→ Instruction:
Write out each record again exactly as it stands.

→ Dataset content:
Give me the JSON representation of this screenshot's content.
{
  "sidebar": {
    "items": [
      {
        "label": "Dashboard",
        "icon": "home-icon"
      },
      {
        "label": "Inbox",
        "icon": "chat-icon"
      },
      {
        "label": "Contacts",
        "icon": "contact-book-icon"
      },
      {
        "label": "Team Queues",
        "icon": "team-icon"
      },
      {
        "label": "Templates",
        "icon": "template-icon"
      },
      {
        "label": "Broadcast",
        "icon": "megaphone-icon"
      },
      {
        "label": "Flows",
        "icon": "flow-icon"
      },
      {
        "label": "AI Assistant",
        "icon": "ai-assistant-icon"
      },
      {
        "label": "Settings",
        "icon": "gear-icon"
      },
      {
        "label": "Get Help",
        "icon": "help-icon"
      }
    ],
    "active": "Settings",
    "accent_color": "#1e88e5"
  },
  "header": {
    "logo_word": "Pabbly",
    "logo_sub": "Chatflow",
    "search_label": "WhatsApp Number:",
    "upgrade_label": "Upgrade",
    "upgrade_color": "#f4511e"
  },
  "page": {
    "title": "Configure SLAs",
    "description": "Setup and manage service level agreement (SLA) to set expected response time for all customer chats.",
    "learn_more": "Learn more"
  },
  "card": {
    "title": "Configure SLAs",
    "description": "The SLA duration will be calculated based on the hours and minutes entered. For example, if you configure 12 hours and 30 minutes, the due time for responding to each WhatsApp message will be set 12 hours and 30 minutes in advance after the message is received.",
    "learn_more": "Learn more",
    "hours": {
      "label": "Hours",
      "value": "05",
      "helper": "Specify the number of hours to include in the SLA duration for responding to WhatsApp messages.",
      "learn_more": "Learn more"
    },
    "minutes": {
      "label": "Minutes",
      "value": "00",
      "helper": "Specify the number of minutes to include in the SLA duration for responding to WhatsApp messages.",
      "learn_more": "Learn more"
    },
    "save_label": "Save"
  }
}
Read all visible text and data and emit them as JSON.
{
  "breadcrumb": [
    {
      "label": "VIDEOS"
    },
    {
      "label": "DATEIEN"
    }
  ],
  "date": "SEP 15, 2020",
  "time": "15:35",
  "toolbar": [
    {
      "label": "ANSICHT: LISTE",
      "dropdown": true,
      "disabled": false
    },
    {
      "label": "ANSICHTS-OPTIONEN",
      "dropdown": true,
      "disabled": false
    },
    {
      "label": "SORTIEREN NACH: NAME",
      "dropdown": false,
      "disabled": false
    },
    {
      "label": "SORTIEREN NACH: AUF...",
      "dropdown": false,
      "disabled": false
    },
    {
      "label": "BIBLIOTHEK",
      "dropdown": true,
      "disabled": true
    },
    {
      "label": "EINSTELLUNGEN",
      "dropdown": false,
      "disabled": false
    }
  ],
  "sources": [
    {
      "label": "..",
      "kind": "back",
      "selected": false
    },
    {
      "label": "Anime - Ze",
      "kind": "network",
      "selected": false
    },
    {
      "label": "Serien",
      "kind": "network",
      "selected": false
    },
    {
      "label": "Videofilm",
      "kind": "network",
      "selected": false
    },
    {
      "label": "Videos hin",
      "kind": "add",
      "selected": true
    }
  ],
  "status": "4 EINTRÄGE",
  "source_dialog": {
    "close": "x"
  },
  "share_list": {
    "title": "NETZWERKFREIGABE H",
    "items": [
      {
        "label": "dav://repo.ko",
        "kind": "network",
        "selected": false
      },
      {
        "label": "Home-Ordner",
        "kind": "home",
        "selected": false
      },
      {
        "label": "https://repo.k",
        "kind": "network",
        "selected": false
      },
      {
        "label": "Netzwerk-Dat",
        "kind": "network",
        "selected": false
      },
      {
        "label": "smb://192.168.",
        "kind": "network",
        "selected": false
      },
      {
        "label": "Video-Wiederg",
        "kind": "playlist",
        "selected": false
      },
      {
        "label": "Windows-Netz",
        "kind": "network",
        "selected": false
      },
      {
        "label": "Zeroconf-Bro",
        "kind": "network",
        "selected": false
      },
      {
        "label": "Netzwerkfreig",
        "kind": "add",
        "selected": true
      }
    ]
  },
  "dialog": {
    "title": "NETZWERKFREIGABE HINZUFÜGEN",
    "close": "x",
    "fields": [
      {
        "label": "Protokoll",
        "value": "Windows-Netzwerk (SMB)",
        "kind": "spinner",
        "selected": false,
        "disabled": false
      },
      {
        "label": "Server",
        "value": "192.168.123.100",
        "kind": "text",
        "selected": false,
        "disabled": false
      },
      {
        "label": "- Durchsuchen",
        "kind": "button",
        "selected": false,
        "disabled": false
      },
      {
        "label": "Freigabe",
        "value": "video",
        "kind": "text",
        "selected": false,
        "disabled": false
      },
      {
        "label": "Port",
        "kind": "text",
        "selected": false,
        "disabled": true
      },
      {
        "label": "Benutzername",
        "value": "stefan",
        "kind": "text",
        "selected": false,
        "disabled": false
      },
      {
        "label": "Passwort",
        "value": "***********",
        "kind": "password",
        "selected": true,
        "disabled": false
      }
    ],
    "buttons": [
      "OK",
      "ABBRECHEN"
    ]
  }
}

→ Expected answer:
Give me the JSON representation of this screenshot's content.
{
  "sidebar": {
    "items": [
      {
        "label": "Dashboard",
        "icon": "home-icon"
      },
      {
        "label": "Inbox",
        "icon": "chat-icon"
      },
      {
        "label": "Contacts",
        "icon": "contact-book-icon"
      },
      {
        "label": "Team Queues",
        "icon": "team-icon"
      },
      {
        "label": "Templates",
        "icon": "template-icon"
      },
      {
        "label": "Broadcast",
        "icon": "megaphone-icon"
      },
      {
        "label": "Flows",
        "icon": "flow-icon"
      },
      {
        "label": "AI Assistant",
        "icon": "ai-assistant-icon"
      },
      {
        "label": "Settings",
        "icon": "gear-icon"
      },
      {
        "label": "Get Help",
        "icon": "help-icon"
      }
    ],
    "active": "Settings",
    "accent_color": "#1e88e5"
  },
  "header": {
    "logo_word": "Pabbly",
    "logo_sub": "Chatflow",
    "search_label": "WhatsApp Number:",
    "upgrade_label": "Upgrade",
    "upgrade_color": "#f4511e"
  },
  "page": {
    "title": "Configure SLAs",
    "description": "Setup and manage service level agreement (SLA) to set expected response time for all customer chats.",
    "learn_more": "Learn more"
  },
  "card": {
    "title": "Configure SLAs",
    "description": "The SLA duration will be calculated based on the hours and minutes entered. For example, if you configure 12 hours and 30 minutes, the due time for responding to each WhatsApp message will be set 12 hours and 30 minutes in advance after the message is received.",
    "learn_more": "Learn more",
    "hours": {
      "label": "Hours",
      "value": "05",
      "helper": "Specify the number of hours to include in the SLA duration for responding to WhatsApp messages.",
      "learn_more": "Learn more"
    },
    "minutes": {
      "label": "Minutes",
      "value": "00",
      "helper": "Specify the number of minutes to include in the SLA duration for responding to WhatsApp messages.",
      "learn_more": "Learn more"
    },
    "save_label": "Save"
  }
}
Read all visible text and data and emit them as JSON.
{
  "breadcrumb": [
    {
      "label": "VIDEOS"
    },
    {
      "label": "DATEIEN"
    }
  ],
  "date": "SEP 15, 2020",
  "time": "15:35",
  "toolbar": [
    {
      "label": "ANSICHT: LISTE",
      "dropdown": true,
      "disabled": false
    },
    {
      "label": "ANSICHTS-OPTIONEN",
      "dropdown": true,
      "disabled": false
    },
    {
      "label": "SORTIEREN NACH: NAME",
      "dropdown": false,
      "disabled": false
    },
    {
      "label": "SORTIEREN NACH: AUF...",
      "dropdown": false,
      "disabled": false
    },
    {
      "label": "BIBLIOTHEK",
      "dropdown": true,
      "disabled": true
    },
    {
      "label": "EINSTELLUNGEN",
      "dropdown": false,
      "disabled": false
    }
  ],
  "sources": [
    {
      "label": "..",
      "kind": "back",
      "selected": false
    },
    {
      "label": "Anime - Ze",
      "kind": "network",
      "selected": false
    },
    {
      "label": "Serien",
      "kind": "network",
      "selected": false
    },
    {
      "label": "Videofilm",
      "kind": "network",
      "selected": false
    },
    {
      "label": "Videos hin",
      "kind": "add",
      "selected": true
    }
  ],
  "status": "4 EINTRÄGE",
  "source_dialog": {
    "close": "x"
  },
  "share_list": {
    "title": "NETZWERKFREIGABE H",
    "items": [
      {
        "label": "dav://repo.ko",
        "kind": "network",
        "selected": false
      },
      {
        "label": "Home-Ordner",
        "kind": "home",
        "selected": false
      },
      {
        "label": "https://repo.k",
        "kind": "network",
        "selected": false
      },
      {
        "label": "Netzwerk-Dat",
        "kind": "network",
        "selected": false
      },
      {
        "label": "smb://192.168.",
        "kind": "network",
        "selected": false
      },
      {
        "label": "Video-Wiederg",
        "kind": "playlist",
        "selected": false
      },
      {
        "label": "Windows-Netz",
        "kind": "network",
        "selected": false
      },
      {
        "label": "Zeroconf-Bro",
        "kind": "network",
        "selected": false
      },
      {
        "label": "Netzwerkfreig",
        "kind": "add",
        "selected": true
      }
    ]
  },
  "dialog": {
    "title": "NETZWERKFREIGABE HINZUFÜGEN",
    "close": "x",
    "fields": [
      {
        "label": "Protokoll",
        "value": "Windows-Netzwerk (SMB)",
        "kind": "spinner",
        "selected": false,
        "disabled": false
      },
      {
        "label": "Server",
        "value": "192.168.123.100",
        "kind": "text",
        "selected": false,
        "disabled": false
      },
      {
        "label": "- Durchsuchen",
        "kind": "button",
        "selected": false,
        "disabled": false
      },
      {
        "label": "Freigabe",
        "value": "video",
        "kind": "text",
        "selected": false,
        "disabled": false
      },
      {
        "label": "Port",
        "kind": "text",
        "selected": false,
        "disabled": true
      },
      {
        "label": "Benutzername",
        "value": "stefan",
        "kind": "text",
        "selected": false,
        "disabled": false
      },
      {
        "label": "Passwort",
        "value": "***********",
        "kind": "password",
        "selected": true,
        "disabled": false
      }
    ],
    "buttons": [
      "OK",
      "ABBRECHEN"
    ]
  }
}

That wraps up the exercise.